Quote every line of the material beneath this one.

>> Begin

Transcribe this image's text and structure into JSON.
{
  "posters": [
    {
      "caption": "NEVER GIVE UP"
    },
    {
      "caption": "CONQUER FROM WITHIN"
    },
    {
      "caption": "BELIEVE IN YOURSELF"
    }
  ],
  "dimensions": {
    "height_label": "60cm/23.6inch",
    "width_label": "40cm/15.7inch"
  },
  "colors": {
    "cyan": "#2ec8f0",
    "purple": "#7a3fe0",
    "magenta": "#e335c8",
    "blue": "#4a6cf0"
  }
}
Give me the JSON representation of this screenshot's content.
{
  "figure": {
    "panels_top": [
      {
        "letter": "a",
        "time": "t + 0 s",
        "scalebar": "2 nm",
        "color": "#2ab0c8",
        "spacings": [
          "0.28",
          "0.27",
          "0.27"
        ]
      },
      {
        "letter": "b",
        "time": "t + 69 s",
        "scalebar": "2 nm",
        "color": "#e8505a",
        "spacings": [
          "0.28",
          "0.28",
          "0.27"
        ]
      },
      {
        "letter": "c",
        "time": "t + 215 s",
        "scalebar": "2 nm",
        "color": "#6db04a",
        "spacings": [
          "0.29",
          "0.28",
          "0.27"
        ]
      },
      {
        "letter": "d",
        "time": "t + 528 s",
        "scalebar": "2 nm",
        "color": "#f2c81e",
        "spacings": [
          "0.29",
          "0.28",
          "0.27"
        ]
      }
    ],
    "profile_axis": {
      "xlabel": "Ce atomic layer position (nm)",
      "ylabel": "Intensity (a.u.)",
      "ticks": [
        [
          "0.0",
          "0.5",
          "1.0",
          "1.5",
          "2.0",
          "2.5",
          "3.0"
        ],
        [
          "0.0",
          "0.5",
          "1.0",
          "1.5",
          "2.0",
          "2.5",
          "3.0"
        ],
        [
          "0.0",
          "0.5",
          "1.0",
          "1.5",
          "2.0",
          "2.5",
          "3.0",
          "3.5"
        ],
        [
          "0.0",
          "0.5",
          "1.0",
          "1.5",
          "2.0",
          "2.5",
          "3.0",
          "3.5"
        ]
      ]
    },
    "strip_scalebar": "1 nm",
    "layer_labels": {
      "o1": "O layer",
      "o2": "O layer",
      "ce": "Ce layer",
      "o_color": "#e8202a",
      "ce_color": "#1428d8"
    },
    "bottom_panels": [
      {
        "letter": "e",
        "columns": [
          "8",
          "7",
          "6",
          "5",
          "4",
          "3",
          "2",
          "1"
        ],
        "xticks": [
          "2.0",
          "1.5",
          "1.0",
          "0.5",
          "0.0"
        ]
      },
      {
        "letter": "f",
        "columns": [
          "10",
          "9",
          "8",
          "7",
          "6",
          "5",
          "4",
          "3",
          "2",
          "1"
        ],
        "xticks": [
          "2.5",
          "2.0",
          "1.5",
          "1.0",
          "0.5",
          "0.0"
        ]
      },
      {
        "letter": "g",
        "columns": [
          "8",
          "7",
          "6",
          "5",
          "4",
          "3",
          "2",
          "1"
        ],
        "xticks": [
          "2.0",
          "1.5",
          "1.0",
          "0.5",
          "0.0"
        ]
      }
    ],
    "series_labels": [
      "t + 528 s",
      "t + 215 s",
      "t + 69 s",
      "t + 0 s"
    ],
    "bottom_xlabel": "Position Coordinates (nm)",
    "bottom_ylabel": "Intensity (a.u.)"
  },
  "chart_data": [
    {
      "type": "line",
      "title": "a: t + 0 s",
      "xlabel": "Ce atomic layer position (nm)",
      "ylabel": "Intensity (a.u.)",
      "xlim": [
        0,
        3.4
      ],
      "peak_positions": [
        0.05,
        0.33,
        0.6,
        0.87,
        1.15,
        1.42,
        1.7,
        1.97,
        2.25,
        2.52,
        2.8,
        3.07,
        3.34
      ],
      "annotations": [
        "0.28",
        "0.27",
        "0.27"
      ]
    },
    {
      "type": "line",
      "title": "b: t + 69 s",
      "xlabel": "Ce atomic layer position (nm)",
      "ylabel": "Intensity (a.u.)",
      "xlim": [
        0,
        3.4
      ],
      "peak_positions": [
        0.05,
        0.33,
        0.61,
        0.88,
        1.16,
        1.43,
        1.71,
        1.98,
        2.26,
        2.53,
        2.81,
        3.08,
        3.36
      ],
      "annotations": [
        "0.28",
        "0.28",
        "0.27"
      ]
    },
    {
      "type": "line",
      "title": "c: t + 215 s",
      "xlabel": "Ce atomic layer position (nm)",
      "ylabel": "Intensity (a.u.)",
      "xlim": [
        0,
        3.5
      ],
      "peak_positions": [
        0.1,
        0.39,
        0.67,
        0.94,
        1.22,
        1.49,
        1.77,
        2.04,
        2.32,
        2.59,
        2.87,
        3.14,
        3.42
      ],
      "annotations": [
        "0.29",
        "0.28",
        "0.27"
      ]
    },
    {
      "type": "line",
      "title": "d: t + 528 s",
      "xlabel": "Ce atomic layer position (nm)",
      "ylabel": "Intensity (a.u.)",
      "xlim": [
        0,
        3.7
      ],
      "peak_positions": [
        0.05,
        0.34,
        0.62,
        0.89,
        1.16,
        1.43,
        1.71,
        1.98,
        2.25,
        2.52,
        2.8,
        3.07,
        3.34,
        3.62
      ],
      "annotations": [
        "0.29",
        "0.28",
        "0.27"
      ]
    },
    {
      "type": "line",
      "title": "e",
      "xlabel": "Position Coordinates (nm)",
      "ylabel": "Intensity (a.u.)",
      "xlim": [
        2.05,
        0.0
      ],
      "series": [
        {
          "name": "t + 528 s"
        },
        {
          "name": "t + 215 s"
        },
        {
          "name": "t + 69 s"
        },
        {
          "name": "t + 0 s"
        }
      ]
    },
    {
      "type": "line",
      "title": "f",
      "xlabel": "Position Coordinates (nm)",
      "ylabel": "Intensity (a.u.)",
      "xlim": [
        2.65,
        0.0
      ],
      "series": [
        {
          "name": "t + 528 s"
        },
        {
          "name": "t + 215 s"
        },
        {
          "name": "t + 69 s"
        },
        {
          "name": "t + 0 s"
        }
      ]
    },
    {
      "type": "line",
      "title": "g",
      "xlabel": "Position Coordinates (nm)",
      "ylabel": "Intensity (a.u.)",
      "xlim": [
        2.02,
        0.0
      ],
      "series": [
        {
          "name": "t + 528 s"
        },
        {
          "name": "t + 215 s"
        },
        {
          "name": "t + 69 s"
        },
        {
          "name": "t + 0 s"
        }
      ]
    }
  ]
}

>> End

Solution to the exercise:
Transcribe this image's text and structure into JSON.
{
  "posters": [
    {
      "caption": "NEVER GIVE UP"
    },
    {
      "caption": "CONQUER FROM WITHIN"
    },
    {
      "caption": "BELIEVE IN YOURSELF"
    }
  ],
  "dimensions": {
    "height_label": "60cm/23.6inch",
    "width_label": "40cm/15.7inch"
  },
  "colors": {
    "cyan": "#2ec8f0",
    "purple": "#7a3fe0",
    "magenta": "#e335c8",
    "blue": "#4a6cf0"
  }
}
Give me the JSON representation of this screenshot's content.
{
  "figure": {
    "panels_top": [
      {
        "letter": "a",
        "time": "t + 0 s",
        "scalebar": "2 nm",
        "color": "#2ab0c8",
        "spacings": [
          "0.28",
          "0.27",
          "0.27"
        ]
      },
      {
        "letter": "b",
        "time": "t + 69 s",
        "scalebar": "2 nm",
        "color": "#e8505a",
        "spacings": [
          "0.28",
          "0.28",
          "0.27"
        ]
      },
      {
        "letter": "c",
        "time": "t + 215 s",
        "scalebar": "2 nm",
        "color": "#6db04a",
        "spacings": [
          "0.29",
          "0.28",
          "0.27"
        ]
      },
      {
        "letter": "d",
        "time": "t + 528 s",
        "scalebar": "2 nm",
        "color": "#f2c81e",
        "spacings": [
          "0.29",
          "0.28",
          "0.27"
        ]
      }
    ],
    "profile_axis": {
      "xlabel": "Ce atomic layer position (nm)",
      "ylabel": "Intensity (a.u.)",
      "ticks": [
        [
          "0.0",
          "0.5",
          "1.0",
          "1.5",
          "2.0",
          "2.5",
          "3.0"
        ],
        [
          "0.0",
          "0.5",
          "1.0",
          "1.5",
          "2.0",
          "2.5",
          "3.0"
        ],
        [
          "0.0",
          "0.5",
          "1.0",
          "1.5",
          "2.0",
          "2.5",
          "3.0",
          "3.5"
        ],
        [
          "0.0",
          "0.5",
          "1.0",
          "1.5",
          "2.0",
          "2.5",
          "3.0",
          "3.5"
        ]
      ]
    },
    "strip_scalebar": "1 nm",
    "layer_labels": {
      "o1": "O layer",
      "o2": "O layer",
      "ce": "Ce layer",
      "o_color": "#e8202a",
      "ce_color": "#1428d8"
    },
    "bottom_panels": [
      {
        "letter": "e",
        "columns": [
          "8",
          "7",
          "6",
          "5",
          "4",
          "3",
          "2",
          "1"
        ],
        "xticks": [
          "2.0",
          "1.5",
          "1.0",
          "0.5",
          "0.0"
        ]
      },
      {
        "letter": "f",
        "columns": [
          "10",
          "9",
          "8",
          "7",
          "6",
          "5",
          "4",
          "3",
          "2",
          "1"
        ],
        "xticks": [
          "2.5",
          "2.0",
          "1.5",
          "1.0",
          "0.5",
          "0.0"
        ]
      },
      {
        "letter": "g",
        "columns": [
          "8",
          "7",
          "6",
          "5",
          "4",
          "3",
          "2",
          "1"
        ],
        "xticks": [
          "2.0",
          "1.5",
          "1.0",
          "0.5",
          "0.0"
        ]
      }
    ],
    "series_labels": [
      "t + 528 s",
      "t + 215 s",
      "t + 69 s",
      "t + 0 s"
    ],
    "bottom_xlabel": "Position Coordinates (nm)",
    "bottom_ylabel": "Intensity (a.u.)"
  },
  "chart_data": [
    {
      "type": "line",
      "title": "a: t + 0 s",
      "xlabel": "Ce atomic layer position (nm)",
      "ylabel": "Intensity (a.u.)",
      "xlim": [
        0,
        3.4
      ],
      "peak_positions": [
        0.05,
        0.33,
        0.6,
        0.87,
        1.15,
        1.42,
        1.7,
        1.97,
        2.25,
        2.52,
        2.8,
        3.07,
        3.34
      ],
      "annotations": [
        "0.28",
        "0.27",
        "0.27"
      ]
    },
    {
      "type": "line",
      "title": "b: t + 69 s",
      "xlabel": "Ce atomic layer position (nm)",
      "ylabel": "Intensity (a.u.)",
      "xlim": [
        0,
        3.4
      ],
      "peak_positions": [
        0.05,
        0.33,
        0.61,
        0.88,
        1.16,
        1.43,
        1.71,
        1.98,
        2.26,
        2.53,
        2.81,
        3.08,
        3.36
      ],
      "annotations": [
        "0.28",
        "0.28",
        "0.27"
      ]
    },
    {
      "type": "line",
      "title": "c: t + 215 s",
      "xlabel": "Ce atomic layer position (nm)",
      "ylabel": "Intensity (a.u.)",
      "xlim": [
        0,
        3.5
      ],
      "peak_positions": [
        0.1,
        0.39,
        0.67,
        0.94,
        1.22,
        1.49,
        1.77,
        2.04,
        2.32,
        2.59,
        2.87,
        3.14,
        3.42
      ],
      "annotations": [
        "0.29",
        "0.28",
        "0.27"
      ]
    },
    {
      "type": "line",
      "title": "d: t + 528 s",
      "xlabel": "Ce atomic layer position (nm)",
      "ylabel": "Intensity (a.u.)",
      "xlim": [
        0,
        3.7
      ],
      "peak_positions": [
        0.05,
        0.34,
        0.62,
        0.89,
        1.16,
        1.43,
        1.71,
        1.98,
        2.25,
        2.52,
        2.8,
        3.07,
        3.34,
        3.62
      ],
      "annotations": [
        "0.29",
        "0.28",
        "0.27"
      ]
    },
    {
      "type": "line",
      "title": "e",
      "xlabel": "Position Coordinates (nm)",
      "ylabel": "Intensity (a.u.)",
      "xlim": [
        2.05,
        0.0
      ],
      "series": [
        {
          "name": "t + 528 s"
        },
        {
          "name": "t + 215 s"
        },
        {
          "name": "t + 69 s"
        },
        {
          "name": "t + 0 s"
        }
      ]
    },
    {
      "type": "line",
      "title": "f",
      "xlabel": "Position Coordinates (nm)",
      "ylabel": "Intensity (a.u.)",
      "xlim": [
        2.65,
        0.0
      ],
      "series": [
        {
          "name": "t + 528 s"
        },
        {
          "name": "t + 215 s"
        },
        {
          "name": "t + 69 s"
        },
        {
          "name": "t + 0 s"
        }
      ]
    },
    {
      "type": "line",
      "title": "g",
      "xlabel": "Position Coordinates (nm)",
      "ylabel": "Intensity (a.u.)",
      "xlim": [
        2.02,
        0.0
      ],
      "series": [
        {
          "name": "t + 528 s"
        },
        {
          "name": "t + 215 s"
        },
        {
          "name": "t + 69 s"
        },
        {
          "name": "t + 0 s"
        }
      ]
    }
  ]
}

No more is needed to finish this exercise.